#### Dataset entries
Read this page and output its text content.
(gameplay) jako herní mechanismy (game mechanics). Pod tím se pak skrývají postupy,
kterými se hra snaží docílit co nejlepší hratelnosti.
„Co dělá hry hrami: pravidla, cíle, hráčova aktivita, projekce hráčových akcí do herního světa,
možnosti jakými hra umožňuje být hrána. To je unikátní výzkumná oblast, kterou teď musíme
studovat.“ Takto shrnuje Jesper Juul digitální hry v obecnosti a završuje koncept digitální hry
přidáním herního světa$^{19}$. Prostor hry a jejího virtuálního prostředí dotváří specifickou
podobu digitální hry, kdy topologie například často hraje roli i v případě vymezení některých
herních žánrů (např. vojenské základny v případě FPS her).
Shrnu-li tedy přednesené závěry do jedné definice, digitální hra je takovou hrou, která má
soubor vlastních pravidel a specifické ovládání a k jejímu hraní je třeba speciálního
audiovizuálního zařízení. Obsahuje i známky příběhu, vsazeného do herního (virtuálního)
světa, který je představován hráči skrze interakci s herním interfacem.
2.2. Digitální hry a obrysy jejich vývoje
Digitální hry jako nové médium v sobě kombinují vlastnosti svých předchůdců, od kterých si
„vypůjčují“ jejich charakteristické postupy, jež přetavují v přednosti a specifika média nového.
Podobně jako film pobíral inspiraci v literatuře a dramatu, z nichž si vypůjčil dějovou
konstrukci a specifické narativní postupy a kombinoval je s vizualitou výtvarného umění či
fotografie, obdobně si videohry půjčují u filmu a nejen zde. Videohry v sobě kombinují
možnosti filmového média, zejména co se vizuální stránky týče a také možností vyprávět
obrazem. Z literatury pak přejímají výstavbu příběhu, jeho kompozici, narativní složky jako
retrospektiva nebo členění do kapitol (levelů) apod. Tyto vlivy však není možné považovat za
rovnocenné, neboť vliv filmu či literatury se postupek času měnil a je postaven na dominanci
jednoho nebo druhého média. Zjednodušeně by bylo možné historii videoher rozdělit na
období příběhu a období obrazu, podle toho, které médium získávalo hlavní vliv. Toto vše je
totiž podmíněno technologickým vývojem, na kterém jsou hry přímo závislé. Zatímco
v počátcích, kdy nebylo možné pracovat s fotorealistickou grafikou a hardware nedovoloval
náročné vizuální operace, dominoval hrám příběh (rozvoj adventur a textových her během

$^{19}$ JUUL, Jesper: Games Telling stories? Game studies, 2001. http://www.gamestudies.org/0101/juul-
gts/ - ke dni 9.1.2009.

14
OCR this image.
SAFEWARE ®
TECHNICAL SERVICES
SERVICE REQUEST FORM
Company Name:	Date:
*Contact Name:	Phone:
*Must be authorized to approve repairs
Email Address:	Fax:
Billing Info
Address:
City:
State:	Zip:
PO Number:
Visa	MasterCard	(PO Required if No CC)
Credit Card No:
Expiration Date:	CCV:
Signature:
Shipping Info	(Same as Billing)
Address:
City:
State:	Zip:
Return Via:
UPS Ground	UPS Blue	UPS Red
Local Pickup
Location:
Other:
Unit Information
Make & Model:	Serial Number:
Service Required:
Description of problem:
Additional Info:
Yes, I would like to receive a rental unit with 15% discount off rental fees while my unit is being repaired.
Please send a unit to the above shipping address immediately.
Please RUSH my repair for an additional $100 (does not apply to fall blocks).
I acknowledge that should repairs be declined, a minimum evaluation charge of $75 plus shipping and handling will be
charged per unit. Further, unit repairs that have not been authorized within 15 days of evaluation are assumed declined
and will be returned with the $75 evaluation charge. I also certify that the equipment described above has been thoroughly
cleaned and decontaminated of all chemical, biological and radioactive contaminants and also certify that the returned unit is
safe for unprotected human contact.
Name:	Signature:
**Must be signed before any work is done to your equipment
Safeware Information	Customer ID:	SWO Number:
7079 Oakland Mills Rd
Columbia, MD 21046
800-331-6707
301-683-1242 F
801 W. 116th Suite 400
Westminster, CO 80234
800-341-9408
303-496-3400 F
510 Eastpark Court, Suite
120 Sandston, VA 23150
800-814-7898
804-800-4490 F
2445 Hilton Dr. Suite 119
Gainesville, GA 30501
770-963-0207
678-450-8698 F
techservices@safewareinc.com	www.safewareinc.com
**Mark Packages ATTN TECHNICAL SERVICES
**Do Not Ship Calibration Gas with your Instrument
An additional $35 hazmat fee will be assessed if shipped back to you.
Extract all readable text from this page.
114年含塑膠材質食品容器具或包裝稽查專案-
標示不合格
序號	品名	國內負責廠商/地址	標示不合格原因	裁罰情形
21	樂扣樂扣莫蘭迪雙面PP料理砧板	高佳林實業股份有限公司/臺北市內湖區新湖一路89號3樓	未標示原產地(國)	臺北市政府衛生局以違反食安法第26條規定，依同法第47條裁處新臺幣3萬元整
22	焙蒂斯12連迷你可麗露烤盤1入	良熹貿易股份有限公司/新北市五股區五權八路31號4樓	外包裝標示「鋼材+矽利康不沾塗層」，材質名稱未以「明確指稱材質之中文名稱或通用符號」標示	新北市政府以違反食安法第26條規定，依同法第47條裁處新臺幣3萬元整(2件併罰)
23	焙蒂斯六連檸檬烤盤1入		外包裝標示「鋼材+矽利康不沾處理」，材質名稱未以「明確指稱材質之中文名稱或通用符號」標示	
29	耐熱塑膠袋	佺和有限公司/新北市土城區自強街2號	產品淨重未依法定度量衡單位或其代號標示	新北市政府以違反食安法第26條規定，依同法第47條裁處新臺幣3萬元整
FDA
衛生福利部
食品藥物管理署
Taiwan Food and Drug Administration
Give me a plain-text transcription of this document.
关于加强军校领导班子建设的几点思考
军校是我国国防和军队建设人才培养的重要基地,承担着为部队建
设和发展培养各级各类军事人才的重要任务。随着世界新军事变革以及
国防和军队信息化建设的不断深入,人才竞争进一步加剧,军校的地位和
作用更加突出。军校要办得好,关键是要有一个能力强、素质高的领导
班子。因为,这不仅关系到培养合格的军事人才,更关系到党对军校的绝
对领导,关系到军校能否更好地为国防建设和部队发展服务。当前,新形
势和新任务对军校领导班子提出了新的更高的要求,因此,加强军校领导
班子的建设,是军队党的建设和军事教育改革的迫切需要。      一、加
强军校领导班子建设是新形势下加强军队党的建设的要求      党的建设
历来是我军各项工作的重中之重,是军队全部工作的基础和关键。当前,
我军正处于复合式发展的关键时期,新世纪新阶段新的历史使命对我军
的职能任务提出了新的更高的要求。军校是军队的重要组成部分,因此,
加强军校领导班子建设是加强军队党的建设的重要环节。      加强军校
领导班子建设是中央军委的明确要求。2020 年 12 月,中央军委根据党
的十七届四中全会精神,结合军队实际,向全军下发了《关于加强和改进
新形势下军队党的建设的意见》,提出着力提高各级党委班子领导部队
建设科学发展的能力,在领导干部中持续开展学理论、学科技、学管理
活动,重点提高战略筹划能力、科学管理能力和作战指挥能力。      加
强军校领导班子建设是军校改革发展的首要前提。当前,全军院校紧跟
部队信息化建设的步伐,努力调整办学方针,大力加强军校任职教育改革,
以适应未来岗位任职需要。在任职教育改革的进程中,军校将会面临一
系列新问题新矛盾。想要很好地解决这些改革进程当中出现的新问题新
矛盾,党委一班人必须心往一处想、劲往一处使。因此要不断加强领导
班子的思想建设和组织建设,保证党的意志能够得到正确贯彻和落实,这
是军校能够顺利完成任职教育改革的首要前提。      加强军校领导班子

#### Aim of the task
Report only a number: how many lines in the material above contain the string "TECHNICAL".

#### Reply to the task
2